### WHAT IS BEING ASKED
Make a verbatim copy of the entries below; pictures stay out.

### RECORDS PROVIDED
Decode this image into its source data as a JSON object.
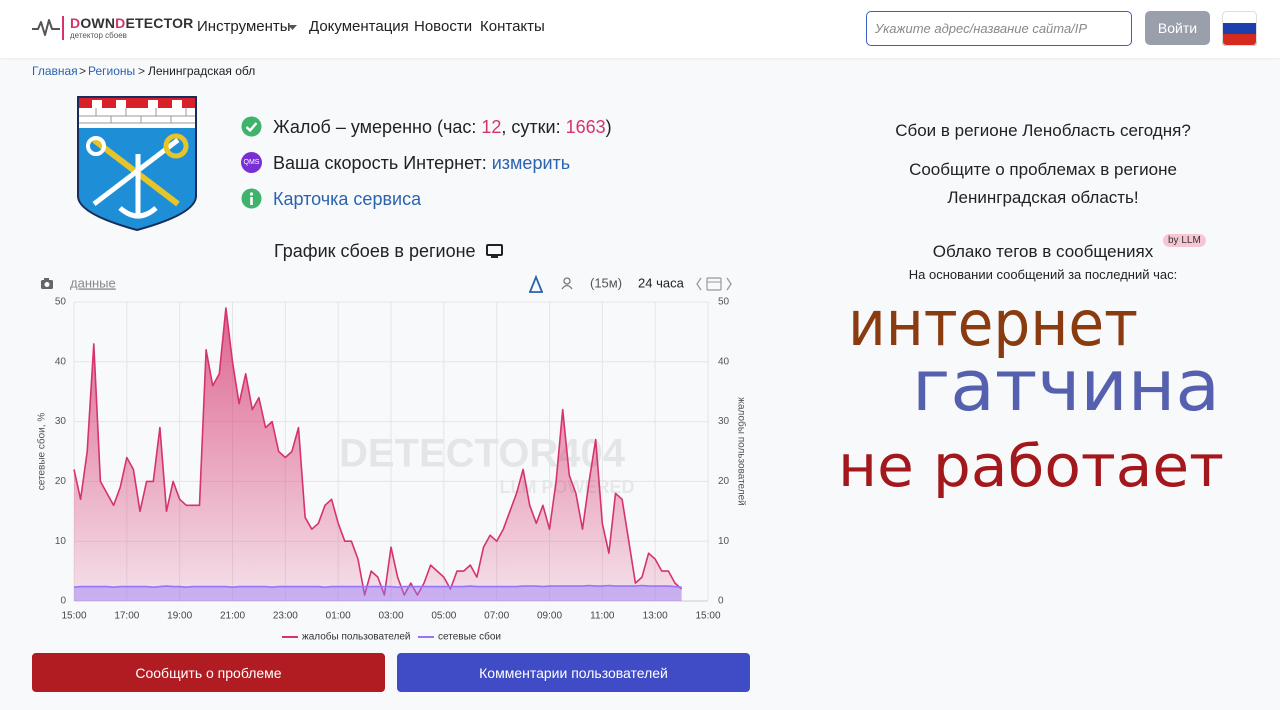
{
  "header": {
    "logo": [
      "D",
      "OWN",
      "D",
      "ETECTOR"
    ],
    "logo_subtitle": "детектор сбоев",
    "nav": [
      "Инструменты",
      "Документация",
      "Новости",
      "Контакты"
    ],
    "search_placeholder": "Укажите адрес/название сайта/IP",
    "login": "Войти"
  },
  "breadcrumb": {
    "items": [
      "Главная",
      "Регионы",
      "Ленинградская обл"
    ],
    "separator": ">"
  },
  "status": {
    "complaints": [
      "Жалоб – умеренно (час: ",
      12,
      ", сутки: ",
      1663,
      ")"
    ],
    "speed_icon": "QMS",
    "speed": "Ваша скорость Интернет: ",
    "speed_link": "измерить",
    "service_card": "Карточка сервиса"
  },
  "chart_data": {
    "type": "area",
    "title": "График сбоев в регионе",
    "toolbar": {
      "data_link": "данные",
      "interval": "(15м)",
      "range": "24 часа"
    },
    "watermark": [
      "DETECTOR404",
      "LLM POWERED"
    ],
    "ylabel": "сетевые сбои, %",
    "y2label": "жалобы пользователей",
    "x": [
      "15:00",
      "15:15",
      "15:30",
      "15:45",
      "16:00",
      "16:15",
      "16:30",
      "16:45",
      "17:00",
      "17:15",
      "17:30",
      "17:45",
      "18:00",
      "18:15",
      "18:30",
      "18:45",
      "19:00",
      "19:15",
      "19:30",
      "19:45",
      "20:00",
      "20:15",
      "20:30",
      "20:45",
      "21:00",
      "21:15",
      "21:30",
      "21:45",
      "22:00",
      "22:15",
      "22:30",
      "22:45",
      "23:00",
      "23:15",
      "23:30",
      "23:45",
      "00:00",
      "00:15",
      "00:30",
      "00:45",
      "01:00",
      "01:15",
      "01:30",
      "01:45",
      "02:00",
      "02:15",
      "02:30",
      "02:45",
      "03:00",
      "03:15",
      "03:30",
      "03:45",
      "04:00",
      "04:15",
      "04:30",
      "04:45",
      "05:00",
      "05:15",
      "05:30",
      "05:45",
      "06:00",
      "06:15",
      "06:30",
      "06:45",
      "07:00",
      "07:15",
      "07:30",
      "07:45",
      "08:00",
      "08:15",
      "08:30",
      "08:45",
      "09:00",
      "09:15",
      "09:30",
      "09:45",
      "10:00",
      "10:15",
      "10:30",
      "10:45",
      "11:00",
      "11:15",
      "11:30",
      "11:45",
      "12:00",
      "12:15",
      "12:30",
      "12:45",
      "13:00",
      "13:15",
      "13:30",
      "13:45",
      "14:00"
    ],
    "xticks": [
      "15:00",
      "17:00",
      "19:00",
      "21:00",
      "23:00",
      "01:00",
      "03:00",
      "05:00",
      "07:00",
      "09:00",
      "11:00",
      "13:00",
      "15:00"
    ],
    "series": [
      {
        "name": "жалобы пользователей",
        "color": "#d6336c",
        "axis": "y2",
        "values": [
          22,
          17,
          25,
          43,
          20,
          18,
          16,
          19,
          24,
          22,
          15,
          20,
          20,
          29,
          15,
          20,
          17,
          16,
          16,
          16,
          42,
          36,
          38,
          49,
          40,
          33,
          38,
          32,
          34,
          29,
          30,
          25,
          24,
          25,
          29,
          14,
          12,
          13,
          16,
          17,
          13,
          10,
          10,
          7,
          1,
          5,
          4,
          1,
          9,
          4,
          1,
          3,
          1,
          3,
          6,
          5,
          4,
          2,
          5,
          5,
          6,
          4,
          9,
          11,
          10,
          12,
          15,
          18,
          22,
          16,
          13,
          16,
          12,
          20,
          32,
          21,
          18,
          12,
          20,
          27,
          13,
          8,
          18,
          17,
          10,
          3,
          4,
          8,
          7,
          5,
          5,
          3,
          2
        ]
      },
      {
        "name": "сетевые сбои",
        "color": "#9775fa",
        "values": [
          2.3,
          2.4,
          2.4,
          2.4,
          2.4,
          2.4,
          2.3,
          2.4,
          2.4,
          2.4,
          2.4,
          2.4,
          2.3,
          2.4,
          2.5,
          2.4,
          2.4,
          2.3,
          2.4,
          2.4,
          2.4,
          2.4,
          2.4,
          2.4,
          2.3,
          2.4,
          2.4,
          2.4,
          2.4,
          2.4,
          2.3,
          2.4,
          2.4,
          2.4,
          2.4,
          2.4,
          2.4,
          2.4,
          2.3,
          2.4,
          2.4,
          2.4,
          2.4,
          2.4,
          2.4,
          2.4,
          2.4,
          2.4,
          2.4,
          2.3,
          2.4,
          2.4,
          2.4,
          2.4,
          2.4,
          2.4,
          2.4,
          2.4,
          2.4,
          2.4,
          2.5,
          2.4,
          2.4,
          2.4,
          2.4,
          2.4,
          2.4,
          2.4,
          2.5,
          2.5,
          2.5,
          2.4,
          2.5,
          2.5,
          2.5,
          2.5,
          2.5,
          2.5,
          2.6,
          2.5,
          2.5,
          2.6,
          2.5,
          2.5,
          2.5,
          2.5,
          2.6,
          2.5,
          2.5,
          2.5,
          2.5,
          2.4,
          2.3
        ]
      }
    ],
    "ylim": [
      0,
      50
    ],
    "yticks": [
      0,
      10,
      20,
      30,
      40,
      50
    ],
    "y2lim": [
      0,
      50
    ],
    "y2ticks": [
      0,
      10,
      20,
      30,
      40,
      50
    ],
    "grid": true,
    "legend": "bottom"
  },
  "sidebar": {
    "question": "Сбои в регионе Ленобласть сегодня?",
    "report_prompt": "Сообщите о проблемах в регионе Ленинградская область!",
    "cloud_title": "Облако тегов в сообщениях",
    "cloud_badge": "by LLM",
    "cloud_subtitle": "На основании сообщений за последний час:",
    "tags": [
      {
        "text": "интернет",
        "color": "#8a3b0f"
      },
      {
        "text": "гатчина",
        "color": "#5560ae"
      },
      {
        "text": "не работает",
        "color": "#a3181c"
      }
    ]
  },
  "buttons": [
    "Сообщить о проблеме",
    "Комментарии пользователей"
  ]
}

### TASK RESULT
Decode this image into its source data as a JSON object.
{
  "header": {
    "logo": [
      "D",
      "OWN",
      "D",
      "ETECTOR"
    ],
    "logo_subtitle": "детектор сбоев",
    "nav": [
      "Инструменты",
      "Документация",
      "Новости",
      "Контакты"
    ],
    "search_placeholder": "Укажите адрес/название сайта/IP",
    "login": "Войти"
  },
  "breadcrumb": {
    "items": [
      "Главная",
      "Регионы",
      "Ленинградская обл"
    ],
    "separator": ">"
  },
  "status": {
    "complaints": [
      "Жалоб – умеренно (час: ",
      12,
      ", сутки: ",
      1663,
      ")"
    ],
    "speed_icon": "QMS",
    "speed": "Ваша скорость Интернет: ",
    "speed_link": "измерить",
    "service_card": "Карточка сервиса"
  },
  "chart_data": {
    "type": "area",
    "title": "График сбоев в регионе",
    "toolbar": {
      "data_link": "данные",
      "interval": "(15м)",
      "range": "24 часа"
    },
    "watermark": [
      "DETECTOR404",
      "LLM POWERED"
    ],
    "ylabel": "сетевые сбои, %",
    "y2label": "жалобы пользователей",
    "x": [
      "15:00",
      "15:15",
      "15:30",
      "15:45",
      "16:00",
      "16:15",
      "16:30",
      "16:45",
      "17:00",
      "17:15",
      "17:30",
      "17:45",
      "18:00",
      "18:15",
      "18:30",
      "18:45",
      "19:00",
      "19:15",
      "19:30",
      "19:45",
      "20:00",
      "20:15",
      "20:30",
      "20:45",
      "21:00",
      "21:15",
      "21:30",
      "21:45",
      "22:00",
      "22:15",
      "22:30",
      "22:45",
      "23:00",
      "23:15",
      "23:30",
      "23:45",
      "00:00",
      "00:15",
      "00:30",
      "00:45",
      "01:00",
      "01:15",
      "01:30",
      "01:45",
      "02:00",
      "02:15",
      "02:30",
      "02:45",
      "03:00",
      "03:15",
      "03:30",
      "03:45",
      "04:00",
      "04:15",
      "04:30",
      "04:45",
      "05:00",
      "05:15",
      "05:30",
      "05:45",
      "06:00",
      "06:15",
      "06:30",
      "06:45",
      "07:00",
      "07:15",
      "07:30",
      "07:45",
      "08:00",
      "08:15",
      "08:30",
      "08:45",
      "09:00",
      "09:15",
      "09:30",
      "09:45",
      "10:00",
      "10:15",
      "10:30",
      "10:45",
      "11:00",
      "11:15",
      "11:30",
      "11:45",
      "12:00",
      "12:15",
      "12:30",
      "12:45",
      "13:00",
      "13:15",
      "13:30",
      "13:45",
      "14:00"
    ],
    "xticks": [
      "15:00",
      "17:00",
      "19:00",
      "21:00",
      "23:00",
      "01:00",
      "03:00",
      "05:00",
      "07:00",
      "09:00",
      "11:00",
      "13:00",
      "15:00"
    ],
    "series": [
      {
        "name": "жалобы пользователей",
        "color": "#d6336c",
        "axis": "y2",
        "values": [
          22,
          17,
          25,
          43,
          20,
          18,
          16,
          19,
          24,
          22,
          15,
          20,
          20,
          29,
          15,
          20,
          17,
          16,
          16,
          16,
          42,
          36,
          38,
          49,
          40,
          33,
          38,
          32,
          34,
          29,
          30,
          25,
          24,
          25,
          29,
          14,
          12,
          13,
          16,
          17,
          13,
          10,
          10,
          7,
          1,
          5,
          4,
          1,
          9,
          4,
          1,
          3,
          1,
          3,
          6,
          5,
          4,
          2,
          5,
          5,
          6,
          4,
          9,
          11,
          10,
          12,
          15,
          18,
          22,
          16,
          13,
          16,
          12,
          20,
          32,
          21,
          18,
          12,
          20,
          27,
          13,
          8,
          18,
          17,
          10,
          3,
          4,
          8,
          7,
          5,
          5,
          3,
          2
        ]
      },
      {
        "name": "сетевые сбои",
        "color": "#9775fa",
        "values": [
          2.3,
          2.4,
          2.4,
          2.4,
          2.4,
          2.4,
          2.3,
          2.4,
          2.4,
          2.4,
          2.4,
          2.4,
          2.3,
          2.4,
          2.5,
          2.4,
          2.4,
          2.3,
          2.4,
          2.4,
          2.4,
          2.4,
          2.4,
          2.4,
          2.3,
          2.4,
          2.4,
          2.4,
          2.4,
          2.4,
          2.3,
          2.4,
          2.4,
          2.4,
          2.4,
          2.4,
          2.4,
          2.4,
          2.3,
          2.4,
          2.4,
          2.4,
          2.4,
          2.4,
          2.4,
          2.4,
          2.4,
          2.4,
          2.4,
          2.3,
          2.4,
          2.4,
          2.4,
          2.4,
          2.4,
          2.4,
          2.4,
          2.4,
          2.4,
          2.4,
          2.5,
          2.4,
          2.4,
          2.4,
          2.4,
          2.4,
          2.4,
          2.4,
          2.5,
          2.5,
          2.5,
          2.4,
          2.5,
          2.5,
          2.5,
          2.5,
          2.5,
          2.5,
          2.6,
          2.5,
          2.5,
          2.6,
          2.5,
          2.5,
          2.5,
          2.5,
          2.6,
          2.5,
          2.5,
          2.5,
          2.5,
          2.4,
          2.3
        ]
      }
    ],
    "ylim": [
      0,
      50
    ],
    "yticks": [
      0,
      10,
      20,
      30,
      40,
      50
    ],
    "y2lim": [
      0,
      50
    ],
    "y2ticks": [
      0,
      10,
      20,
      30,
      40,
      50
    ],
    "grid": true,
    "legend": "bottom"
  },
  "sidebar": {
    "question": "Сбои в регионе Ленобласть сегодня?",
    "report_prompt": "Сообщите о проблемах в регионе Ленинградская область!",
    "cloud_title": "Облако тегов в сообщениях",
    "cloud_badge": "by LLM",
    "cloud_subtitle": "На основании сообщений за последний час:",
    "tags": [
      {
        "text": "интернет",
        "color": "#8a3b0f"
      },
      {
        "text": "гатчина",
        "color": "#5560ae"
      },
      {
        "text": "не работает",
        "color": "#a3181c"
      }
    ]
  },
  "buttons": [
    "Сообщить о проблеме",
    "Комментарии пользователей"
  ]
}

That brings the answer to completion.